**Task description:** Search the entries below. Return every line that has "Number" in it.

**The input:**
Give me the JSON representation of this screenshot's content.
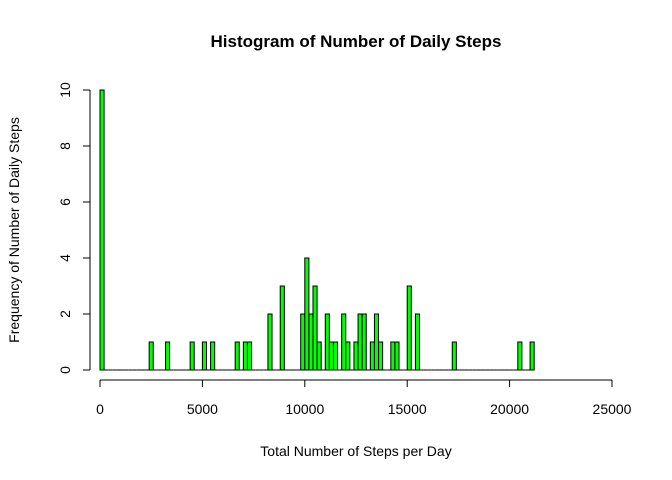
{
  "chart_data": {
    "type": "bar",
    "title": "Histogram of Number of Daily Steps",
    "xlabel": "Total Number of Steps per Day",
    "ylabel": "Frequency of Number of Daily Steps",
    "xlim": [
      0,
      25000
    ],
    "ylim": [
      0,
      10
    ],
    "bin_width": 200,
    "xticks": [
      0,
      5000,
      10000,
      15000,
      20000,
      25000
    ],
    "yticks": [
      0,
      2,
      4,
      6,
      8,
      10
    ],
    "bar_color": "#00ff00",
    "bins": [
      {
        "start": 0,
        "count": 10
      },
      {
        "start": 2400,
        "count": 1
      },
      {
        "start": 3200,
        "count": 1
      },
      {
        "start": 4400,
        "count": 1
      },
      {
        "start": 5000,
        "count": 1
      },
      {
        "start": 5400,
        "count": 1
      },
      {
        "start": 6600,
        "count": 1
      },
      {
        "start": 7000,
        "count": 1
      },
      {
        "start": 7200,
        "count": 1
      },
      {
        "start": 8200,
        "count": 2
      },
      {
        "start": 8800,
        "count": 3
      },
      {
        "start": 9800,
        "count": 2
      },
      {
        "start": 10000,
        "count": 4
      },
      {
        "start": 10200,
        "count": 2
      },
      {
        "start": 10400,
        "count": 3
      },
      {
        "start": 10600,
        "count": 1
      },
      {
        "start": 11000,
        "count": 2
      },
      {
        "start": 11200,
        "count": 1
      },
      {
        "start": 11400,
        "count": 1
      },
      {
        "start": 11800,
        "count": 2
      },
      {
        "start": 12000,
        "count": 1
      },
      {
        "start": 12400,
        "count": 1
      },
      {
        "start": 12600,
        "count": 2
      },
      {
        "start": 12800,
        "count": 2
      },
      {
        "start": 13200,
        "count": 1
      },
      {
        "start": 13400,
        "count": 2
      },
      {
        "start": 13600,
        "count": 1
      },
      {
        "start": 14200,
        "count": 1
      },
      {
        "start": 14400,
        "count": 1
      },
      {
        "start": 15000,
        "count": 3
      },
      {
        "start": 15400,
        "count": 2
      },
      {
        "start": 17200,
        "count": 1
      },
      {
        "start": 20400,
        "count": 1
      },
      {
        "start": 21000,
        "count": 1
      }
    ]
  }
}
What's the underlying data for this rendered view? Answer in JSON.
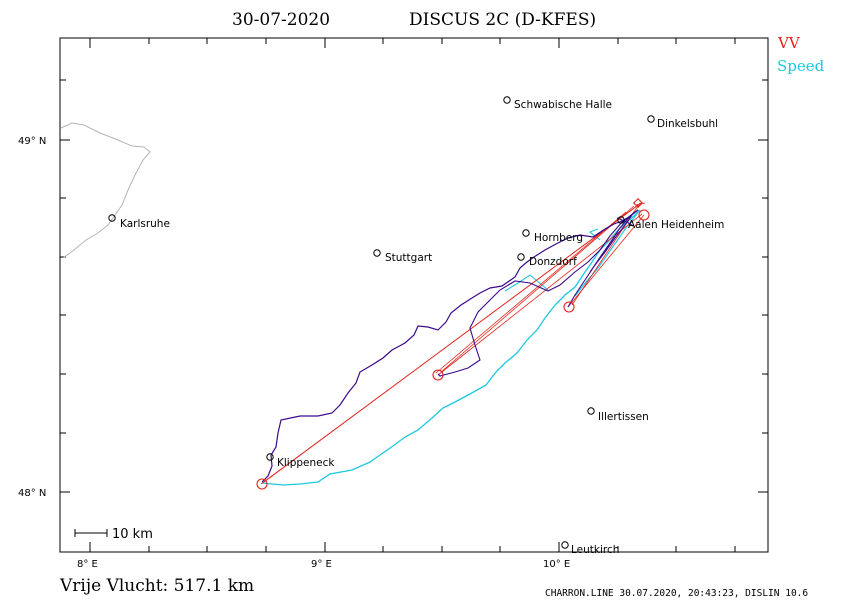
{
  "header": {
    "date": "30-07-2020",
    "glider": "DISCUS 2C (D-KFES)"
  },
  "legend": {
    "vv_label": "VV",
    "speed_label": "Speed",
    "vv_color": "#e2231a",
    "speed_color": "#1ec8e0"
  },
  "map": {
    "lon_labels": [
      "8° E",
      "9° E",
      "10° E"
    ],
    "lat_labels": [
      "49° N",
      "48° N"
    ],
    "scale_label": "10 km",
    "track_color": "#3b0a8c",
    "border_color": "#b4b4b4",
    "towns": [
      {
        "name": "Schwabische Halle"
      },
      {
        "name": "Dinkelsbuhl"
      },
      {
        "name": "Karlsruhe"
      },
      {
        "name": "Hornberg"
      },
      {
        "name": "Aalen Heidenheim"
      },
      {
        "name": "Stuttgart"
      },
      {
        "name": "Donzdorf"
      },
      {
        "name": "Illertissen"
      },
      {
        "name": "Klippeneck"
      },
      {
        "name": "Leutkirch"
      }
    ]
  },
  "footer": {
    "distance_label": "Vrije Vlucht:  517.1 km",
    "credits": "CHARRON.LINE 30.07.2020, 20:43:23, DISLIN 10.6"
  }
}
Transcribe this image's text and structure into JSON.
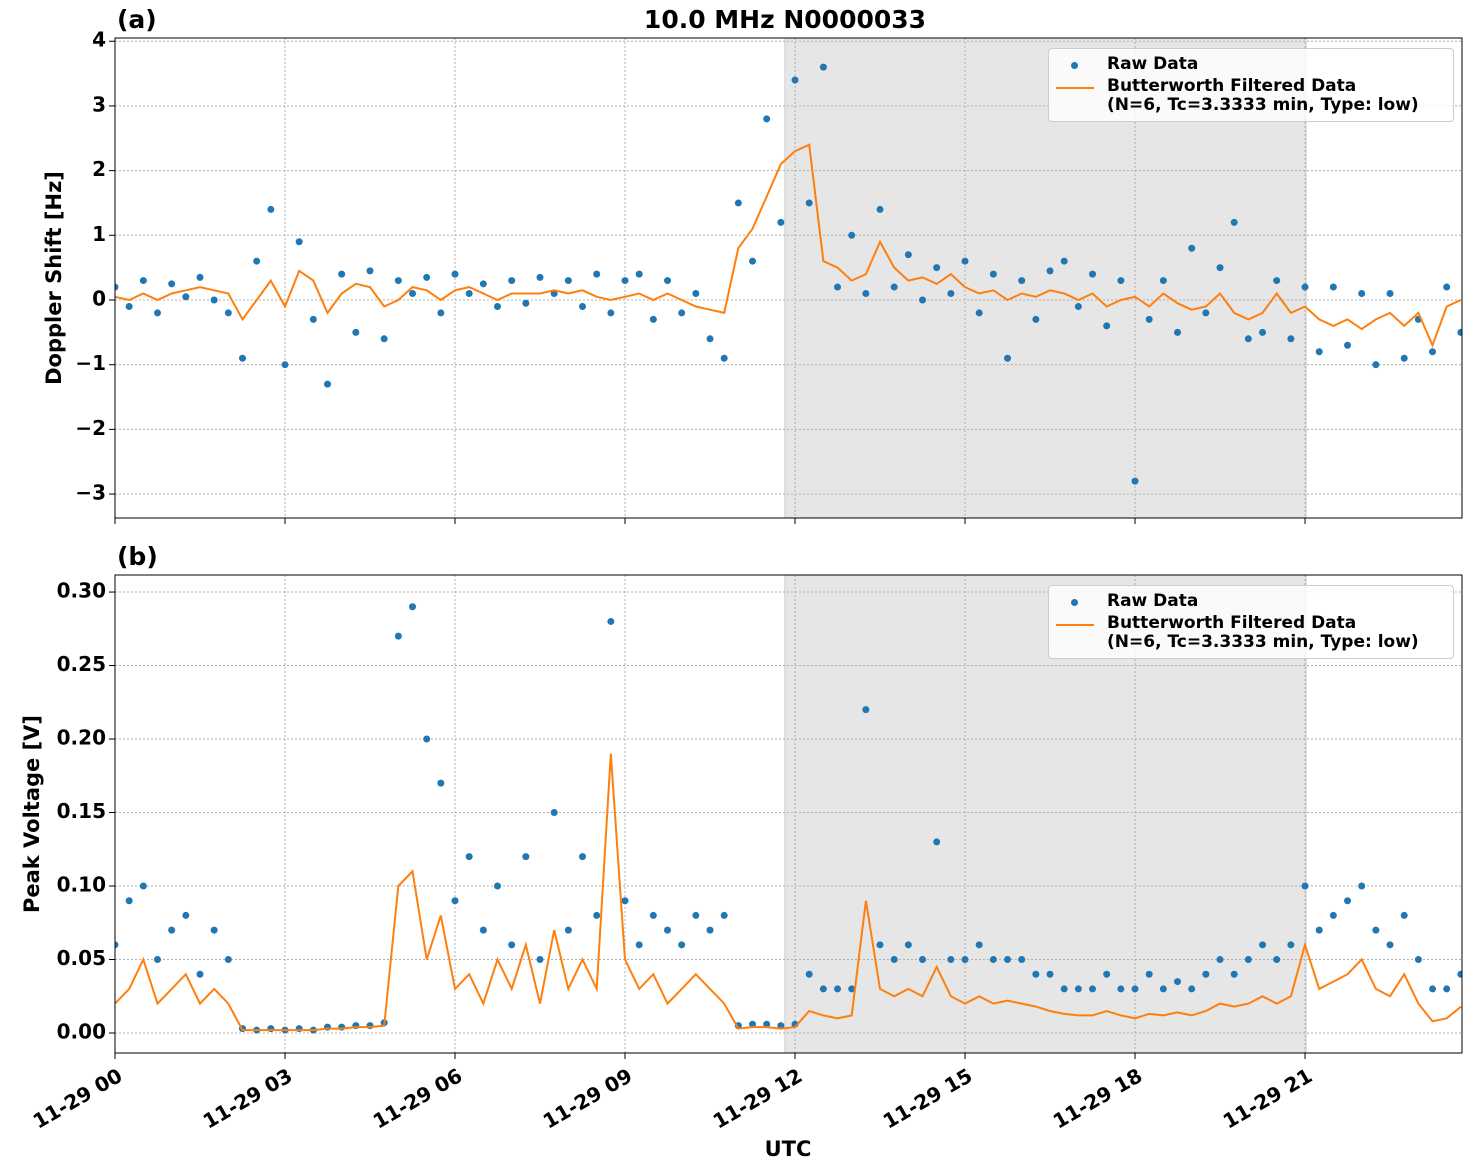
{
  "chart_data": [
    {
      "type": "scatter-line",
      "title": "10.0 MHz N0000033",
      "panel_label": "(a)",
      "ylabel": "Doppler Shift [Hz]",
      "xlim": [
        0,
        23.77
      ],
      "ylim": [
        -3.37,
        4.05
      ],
      "yticks": [
        {
          "value": -3,
          "label": "−3"
        },
        {
          "value": -2,
          "label": "−2"
        },
        {
          "value": -1,
          "label": "−1"
        },
        0,
        1,
        2,
        3,
        4
      ],
      "grid": true,
      "span": [
        11.82,
        21.02
      ],
      "legend": "upper right",
      "x": [
        0,
        0.25,
        0.5,
        0.75,
        1,
        1.25,
        1.5,
        1.75,
        2,
        2.25,
        2.5,
        2.75,
        3,
        3.25,
        3.5,
        3.75,
        4,
        4.25,
        4.5,
        4.75,
        5,
        5.25,
        5.5,
        5.75,
        6,
        6.25,
        6.5,
        6.75,
        7,
        7.25,
        7.5,
        7.75,
        8,
        8.25,
        8.5,
        8.75,
        9,
        9.25,
        9.5,
        9.75,
        10,
        10.25,
        10.5,
        10.75,
        11,
        11.25,
        11.5,
        11.75,
        12,
        12.25,
        12.5,
        12.75,
        13,
        13.25,
        13.5,
        13.75,
        14,
        14.25,
        14.5,
        14.75,
        15,
        15.25,
        15.5,
        15.75,
        16,
        16.25,
        16.5,
        16.75,
        17,
        17.25,
        17.5,
        17.75,
        18,
        18.25,
        18.5,
        18.75,
        19,
        19.25,
        19.5,
        19.75,
        20,
        20.25,
        20.5,
        20.75,
        21,
        21.25,
        21.5,
        21.75,
        22,
        22.25,
        22.5,
        22.75,
        23,
        23.25,
        23.5,
        23.75
      ],
      "series": [
        {
          "name": "Raw Data",
          "color": "#1f77b4",
          "style": "points",
          "values": [
            0.2,
            -0.1,
            0.3,
            -0.2,
            0.25,
            0.05,
            0.35,
            0.0,
            -0.2,
            -0.9,
            0.6,
            1.4,
            -1.0,
            0.9,
            -0.3,
            -1.3,
            0.4,
            -0.5,
            0.45,
            -0.6,
            0.3,
            0.1,
            0.35,
            -0.2,
            0.4,
            0.1,
            0.25,
            -0.1,
            0.3,
            -0.05,
            0.35,
            0.1,
            0.3,
            -0.1,
            0.4,
            -0.2,
            0.3,
            0.4,
            -0.3,
            0.3,
            -0.2,
            0.1,
            -0.6,
            -0.9,
            1.5,
            0.6,
            2.8,
            1.2,
            3.4,
            1.5,
            3.6,
            0.2,
            1.0,
            0.1,
            1.4,
            0.2,
            0.7,
            0.0,
            0.5,
            0.1,
            0.6,
            -0.2,
            0.4,
            -0.9,
            0.3,
            -0.3,
            0.45,
            0.6,
            -0.1,
            0.4,
            -0.4,
            0.3,
            -2.8,
            -0.3,
            0.3,
            -0.5,
            0.8,
            -0.2,
            0.5,
            1.2,
            -0.6,
            -0.5,
            0.3,
            -0.6,
            0.2,
            -0.8,
            0.2,
            -0.7,
            0.1,
            -1.0,
            0.1,
            -0.9,
            -0.3,
            -0.8,
            0.2,
            -0.5
          ]
        },
        {
          "name": "Butterworth Filtered Data\n(N=6, Tc=3.3333 min, Type: low)",
          "color": "#ff7f0e",
          "style": "line",
          "values": [
            0.05,
            0.0,
            0.1,
            0.0,
            0.1,
            0.15,
            0.2,
            0.15,
            0.1,
            -0.3,
            0.0,
            0.3,
            -0.1,
            0.45,
            0.3,
            -0.2,
            0.1,
            0.25,
            0.2,
            -0.1,
            0.0,
            0.2,
            0.15,
            0.0,
            0.15,
            0.2,
            0.1,
            0.0,
            0.1,
            0.1,
            0.1,
            0.15,
            0.1,
            0.15,
            0.05,
            0.0,
            0.05,
            0.1,
            0.0,
            0.1,
            0.0,
            -0.1,
            -0.15,
            -0.2,
            0.8,
            1.1,
            1.6,
            2.1,
            2.3,
            2.4,
            0.6,
            0.5,
            0.3,
            0.4,
            0.9,
            0.5,
            0.3,
            0.35,
            0.25,
            0.4,
            0.2,
            0.1,
            0.15,
            0.0,
            0.1,
            0.05,
            0.15,
            0.1,
            0.0,
            0.1,
            -0.1,
            0.0,
            0.05,
            -0.1,
            0.1,
            -0.05,
            -0.15,
            -0.1,
            0.1,
            -0.2,
            -0.3,
            -0.2,
            0.1,
            -0.2,
            -0.1,
            -0.3,
            -0.4,
            -0.3,
            -0.45,
            -0.3,
            -0.2,
            -0.4,
            -0.2,
            -0.7,
            -0.1,
            0.0
          ]
        }
      ]
    },
    {
      "type": "scatter-line",
      "panel_label": "(b)",
      "ylabel": "Peak Voltage [V]",
      "xlabel": "UTC",
      "xlim": [
        0,
        23.77
      ],
      "ylim": [
        -0.0136,
        0.3116
      ],
      "xticks": [
        {
          "value": 0,
          "label": "11-29 00"
        },
        {
          "value": 3,
          "label": "11-29 03"
        },
        {
          "value": 6,
          "label": "11-29 06"
        },
        {
          "value": 9,
          "label": "11-29 09"
        },
        {
          "value": 12,
          "label": "11-29 12"
        },
        {
          "value": 15,
          "label": "11-29 15"
        },
        {
          "value": 18,
          "label": "11-29 18"
        },
        {
          "value": 21,
          "label": "11-29 21"
        }
      ],
      "yticks": [
        {
          "value": 0,
          "label": "0.00"
        },
        0.05,
        {
          "value": 0.1,
          "label": "0.10"
        },
        0.15,
        {
          "value": 0.2,
          "label": "0.20"
        },
        0.25,
        {
          "value": 0.3,
          "label": "0.30"
        }
      ],
      "grid": true,
      "span": [
        11.82,
        21.02
      ],
      "legend": "upper right",
      "x": [
        0,
        0.25,
        0.5,
        0.75,
        1,
        1.25,
        1.5,
        1.75,
        2,
        2.25,
        2.5,
        2.75,
        3,
        3.25,
        3.5,
        3.75,
        4,
        4.25,
        4.5,
        4.75,
        5,
        5.25,
        5.5,
        5.75,
        6,
        6.25,
        6.5,
        6.75,
        7,
        7.25,
        7.5,
        7.75,
        8,
        8.25,
        8.5,
        8.75,
        9,
        9.25,
        9.5,
        9.75,
        10,
        10.25,
        10.5,
        10.75,
        11,
        11.25,
        11.5,
        11.75,
        12,
        12.25,
        12.5,
        12.75,
        13,
        13.25,
        13.5,
        13.75,
        14,
        14.25,
        14.5,
        14.75,
        15,
        15.25,
        15.5,
        15.75,
        16,
        16.25,
        16.5,
        16.75,
        17,
        17.25,
        17.5,
        17.75,
        18,
        18.25,
        18.5,
        18.75,
        19,
        19.25,
        19.5,
        19.75,
        20,
        20.25,
        20.5,
        20.75,
        21,
        21.25,
        21.5,
        21.75,
        22,
        22.25,
        22.5,
        22.75,
        23,
        23.25,
        23.5,
        23.75
      ],
      "series": [
        {
          "name": "Raw Data",
          "color": "#1f77b4",
          "style": "points",
          "values": [
            0.06,
            0.09,
            0.1,
            0.05,
            0.07,
            0.08,
            0.04,
            0.07,
            0.05,
            0.003,
            0.002,
            0.003,
            0.002,
            0.003,
            0.002,
            0.004,
            0.004,
            0.005,
            0.005,
            0.007,
            0.27,
            0.29,
            0.2,
            0.17,
            0.09,
            0.12,
            0.07,
            0.1,
            0.06,
            0.12,
            0.05,
            0.15,
            0.07,
            0.12,
            0.08,
            0.28,
            0.09,
            0.06,
            0.08,
            0.07,
            0.06,
            0.08,
            0.07,
            0.08,
            0.005,
            0.006,
            0.006,
            0.005,
            0.006,
            0.04,
            0.03,
            0.03,
            0.03,
            0.22,
            0.06,
            0.05,
            0.06,
            0.05,
            0.13,
            0.05,
            0.05,
            0.06,
            0.05,
            0.05,
            0.05,
            0.04,
            0.04,
            0.03,
            0.03,
            0.03,
            0.04,
            0.03,
            0.03,
            0.04,
            0.03,
            0.035,
            0.03,
            0.04,
            0.05,
            0.04,
            0.05,
            0.06,
            0.05,
            0.06,
            0.1,
            0.07,
            0.08,
            0.09,
            0.1,
            0.07,
            0.06,
            0.08,
            0.05,
            0.03,
            0.03,
            0.04
          ]
        },
        {
          "name": "Butterworth Filtered Data\n(N=6, Tc=3.3333 min, Type: low)",
          "color": "#ff7f0e",
          "style": "line",
          "values": [
            0.02,
            0.03,
            0.05,
            0.02,
            0.03,
            0.04,
            0.02,
            0.03,
            0.02,
            0.002,
            0.002,
            0.002,
            0.002,
            0.002,
            0.002,
            0.003,
            0.003,
            0.004,
            0.004,
            0.005,
            0.1,
            0.11,
            0.05,
            0.08,
            0.03,
            0.04,
            0.02,
            0.05,
            0.03,
            0.06,
            0.02,
            0.07,
            0.03,
            0.05,
            0.03,
            0.19,
            0.05,
            0.03,
            0.04,
            0.02,
            0.03,
            0.04,
            0.03,
            0.02,
            0.003,
            0.004,
            0.004,
            0.003,
            0.004,
            0.015,
            0.012,
            0.01,
            0.012,
            0.09,
            0.03,
            0.025,
            0.03,
            0.025,
            0.045,
            0.025,
            0.02,
            0.025,
            0.02,
            0.022,
            0.02,
            0.018,
            0.015,
            0.013,
            0.012,
            0.012,
            0.015,
            0.012,
            0.01,
            0.013,
            0.012,
            0.014,
            0.012,
            0.015,
            0.02,
            0.018,
            0.02,
            0.025,
            0.02,
            0.025,
            0.06,
            0.03,
            0.035,
            0.04,
            0.05,
            0.03,
            0.025,
            0.04,
            0.02,
            0.008,
            0.01,
            0.018
          ]
        }
      ]
    }
  ]
}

**Solution to the problem:**
    "title": "Histogram of Number of Daily Steps",
    "xlabel": "Total Number of Steps per Day",
    "ylabel": "Frequency of Number of Daily Steps",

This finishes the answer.